Required work = Repeat every record below exactly as written.

Collected data entries =
________________________________________

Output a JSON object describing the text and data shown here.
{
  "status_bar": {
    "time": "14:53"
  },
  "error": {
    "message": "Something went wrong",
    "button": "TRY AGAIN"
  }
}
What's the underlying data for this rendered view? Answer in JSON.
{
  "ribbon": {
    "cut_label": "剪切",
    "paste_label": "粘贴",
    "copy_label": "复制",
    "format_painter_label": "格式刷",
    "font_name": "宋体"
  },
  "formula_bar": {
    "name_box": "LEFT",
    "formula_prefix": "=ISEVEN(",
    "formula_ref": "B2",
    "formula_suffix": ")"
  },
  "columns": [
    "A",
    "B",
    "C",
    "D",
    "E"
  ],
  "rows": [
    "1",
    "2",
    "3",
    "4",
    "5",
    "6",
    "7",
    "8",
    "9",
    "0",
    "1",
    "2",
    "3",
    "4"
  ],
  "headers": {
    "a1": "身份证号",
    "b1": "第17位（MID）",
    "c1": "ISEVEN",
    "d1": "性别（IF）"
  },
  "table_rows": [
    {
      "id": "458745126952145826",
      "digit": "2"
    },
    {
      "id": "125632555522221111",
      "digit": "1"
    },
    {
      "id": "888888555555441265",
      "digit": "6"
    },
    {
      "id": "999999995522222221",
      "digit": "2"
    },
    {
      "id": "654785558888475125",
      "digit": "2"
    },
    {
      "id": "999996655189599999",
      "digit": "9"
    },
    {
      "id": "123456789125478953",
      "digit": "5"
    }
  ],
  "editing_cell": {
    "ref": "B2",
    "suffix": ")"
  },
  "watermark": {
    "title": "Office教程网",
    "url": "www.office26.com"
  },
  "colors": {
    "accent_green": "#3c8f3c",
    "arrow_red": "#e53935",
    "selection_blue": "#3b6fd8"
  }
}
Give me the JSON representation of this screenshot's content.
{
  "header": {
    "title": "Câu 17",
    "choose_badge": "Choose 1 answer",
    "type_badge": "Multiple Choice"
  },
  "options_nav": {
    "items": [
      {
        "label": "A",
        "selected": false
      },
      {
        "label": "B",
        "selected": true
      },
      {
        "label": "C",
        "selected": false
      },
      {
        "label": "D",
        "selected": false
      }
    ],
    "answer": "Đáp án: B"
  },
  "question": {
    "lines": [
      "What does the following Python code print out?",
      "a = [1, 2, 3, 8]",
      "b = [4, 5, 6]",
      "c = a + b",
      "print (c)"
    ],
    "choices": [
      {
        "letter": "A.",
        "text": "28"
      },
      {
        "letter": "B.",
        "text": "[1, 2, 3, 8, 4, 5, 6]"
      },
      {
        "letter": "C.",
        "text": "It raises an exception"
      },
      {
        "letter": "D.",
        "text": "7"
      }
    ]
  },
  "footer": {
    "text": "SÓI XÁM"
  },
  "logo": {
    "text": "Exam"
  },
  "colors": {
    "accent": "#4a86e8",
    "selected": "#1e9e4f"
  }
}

________________________________________

Response =
Output a JSON object describing the text and data shown here.
{
  "status_bar": {
    "time": "14:53"
  },
  "error": {
    "message": "Something went wrong",
    "button": "TRY AGAIN"
  }
}
What's the underlying data for this rendered view? Answer in JSON.
{
  "ribbon": {
    "cut_label": "剪切",
    "paste_label": "粘贴",
    "copy_label": "复制",
    "format_painter_label": "格式刷",
    "font_name": "宋体"
  },
  "formula_bar": {
    "name_box": "LEFT",
    "formula_prefix": "=ISEVEN(",
    "formula_ref": "B2",
    "formula_suffix": ")"
  },
  "columns": [
    "A",
    "B",
    "C",
    "D",
    "E"
  ],
  "rows": [
    "1",
    "2",
    "3",
    "4",
    "5",
    "6",
    "7",
    "8",
    "9",
    "0",
    "1",
    "2",
    "3",
    "4"
  ],
  "headers": {
    "a1": "身份证号",
    "b1": "第17位（MID）",
    "c1": "ISEVEN",
    "d1": "性别（IF）"
  },
  "table_rows": [
    {
      "id": "458745126952145826",
      "digit": "2"
    },
    {
      "id": "125632555522221111",
      "digit": "1"
    },
    {
      "id": "888888555555441265",
      "digit": "6"
    },
    {
      "id": "999999995522222221",
      "digit": "2"
    },
    {
      "id": "654785558888475125",
      "digit": "2"
    },
    {
      "id": "999996655189599999",
      "digit": "9"
    },
    {
      "id": "123456789125478953",
      "digit": "5"
    }
  ],
  "editing_cell": {
    "ref": "B2",
    "suffix": ")"
  },
  "watermark": {
    "title": "Office教程网",
    "url": "www.office26.com"
  },
  "colors": {
    "accent_green": "#3c8f3c",
    "arrow_red": "#e53935",
    "selection_blue": "#3b6fd8"
  }
}
Give me the JSON representation of this screenshot's content.
{
  "header": {
    "title": "Câu 17",
    "choose_badge": "Choose 1 answer",
    "type_badge": "Multiple Choice"
  },
  "options_nav": {
    "items": [
      {
        "label": "A",
        "selected": false
      },
      {
        "label": "B",
        "selected": true
      },
      {
        "label": "C",
        "selected": false
      },
      {
        "label": "D",
        "selected": false
      }
    ],
    "answer": "Đáp án: B"
  },
  "question": {
    "lines": [
      "What does the following Python code print out?",
      "a = [1, 2, 3, 8]",
      "b = [4, 5, 6]",
      "c = a + b",
      "print (c)"
    ],
    "choices": [
      {
        "letter": "A.",
        "text": "28"
      },
      {
        "letter": "B.",
        "text": "[1, 2, 3, 8, 4, 5, 6]"
      },
      {
        "letter": "C.",
        "text": "It raises an exception"
      },
      {
        "letter": "D.",
        "text": "7"
      }
    ]
  },
  "footer": {
    "text": "SÓI XÁM"
  },
  "logo": {
    "text": "Exam"
  },
  "colors": {
    "accent": "#4a86e8",
    "selected": "#1e9e4f"
  }
}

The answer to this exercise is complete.